#### Exercise goal
Write out every single entry exactly.

[Dataset items]
····················

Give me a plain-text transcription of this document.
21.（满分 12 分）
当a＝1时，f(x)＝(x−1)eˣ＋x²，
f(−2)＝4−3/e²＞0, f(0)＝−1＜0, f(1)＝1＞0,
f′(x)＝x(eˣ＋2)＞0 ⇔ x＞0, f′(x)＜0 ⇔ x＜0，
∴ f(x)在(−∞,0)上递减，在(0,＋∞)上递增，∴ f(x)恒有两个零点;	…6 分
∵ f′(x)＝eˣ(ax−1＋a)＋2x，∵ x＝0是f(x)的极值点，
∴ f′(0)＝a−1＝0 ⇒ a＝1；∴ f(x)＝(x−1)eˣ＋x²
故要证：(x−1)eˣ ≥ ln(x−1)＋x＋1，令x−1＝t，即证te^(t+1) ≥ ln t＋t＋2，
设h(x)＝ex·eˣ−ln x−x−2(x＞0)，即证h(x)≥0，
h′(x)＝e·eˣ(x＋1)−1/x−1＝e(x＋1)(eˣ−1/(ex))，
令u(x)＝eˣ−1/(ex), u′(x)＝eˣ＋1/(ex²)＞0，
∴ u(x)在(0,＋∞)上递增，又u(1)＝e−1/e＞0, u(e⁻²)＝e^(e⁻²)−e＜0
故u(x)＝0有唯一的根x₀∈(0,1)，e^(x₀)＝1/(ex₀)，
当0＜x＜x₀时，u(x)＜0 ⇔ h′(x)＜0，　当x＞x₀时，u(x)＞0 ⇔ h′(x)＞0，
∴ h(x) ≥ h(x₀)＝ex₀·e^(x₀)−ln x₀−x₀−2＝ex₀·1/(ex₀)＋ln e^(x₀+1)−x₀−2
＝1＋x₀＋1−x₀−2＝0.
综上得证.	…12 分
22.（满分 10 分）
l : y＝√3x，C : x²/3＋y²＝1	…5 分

····················

#### Written solution
Give me a plain-text transcription of this document.
21.（满分 12 分）
当a＝1时，f(x)＝(x−1)eˣ＋x²，
f(−2)＝4−3/e²＞0, f(0)＝−1＜0, f(1)＝1＞0,
f′(x)＝x(eˣ＋2)＞0 ⇔ x＞0, f′(x)＜0 ⇔ x＜0，
∴ f(x)在(−∞,0)上递减，在(0,＋∞)上递增，∴ f(x)恒有两个零点;	…6 分
∵ f′(x)＝eˣ(ax−1＋a)＋2x，∵ x＝0是f(x)的极值点，
∴ f′(0)＝a−1＝0 ⇒ a＝1；∴ f(x)＝(x−1)eˣ＋x²
故要证：(x−1)eˣ ≥ ln(x−1)＋x＋1，令x−1＝t，即证te^(t+1) ≥ ln t＋t＋2，
设h(x)＝ex·eˣ−ln x−x−2(x＞0)，即证h(x)≥0，
h′(x)＝e·eˣ(x＋1)−1/x−1＝e(x＋1)(eˣ−1/(ex))，
令u(x)＝eˣ−1/(ex), u′(x)＝eˣ＋1/(ex²)＞0，
∴ u(x)在(0,＋∞)上递增，又u(1)＝e−1/e＞0, u(e⁻²)＝e^(e⁻²)−e＜0
故u(x)＝0有唯一的根x₀∈(0,1)，e^(x₀)＝1/(ex₀)，
当0＜x＜x₀时，u(x)＜0 ⇔ h′(x)＜0，　当x＞x₀时，u(x)＞0 ⇔ h′(x)＞0，
∴ h(x) ≥ h(x₀)＝ex₀·e^(x₀)−ln x₀−x₀−2＝ex₀·1/(ex₀)＋ln e^(x₀+1)−x₀−2
＝1＋x₀＋1−x₀−2＝0.
综上得证.	…12 分
22.（满分 10 分）
l : y＝√3x，C : x²/3＋y²＝1	…5 分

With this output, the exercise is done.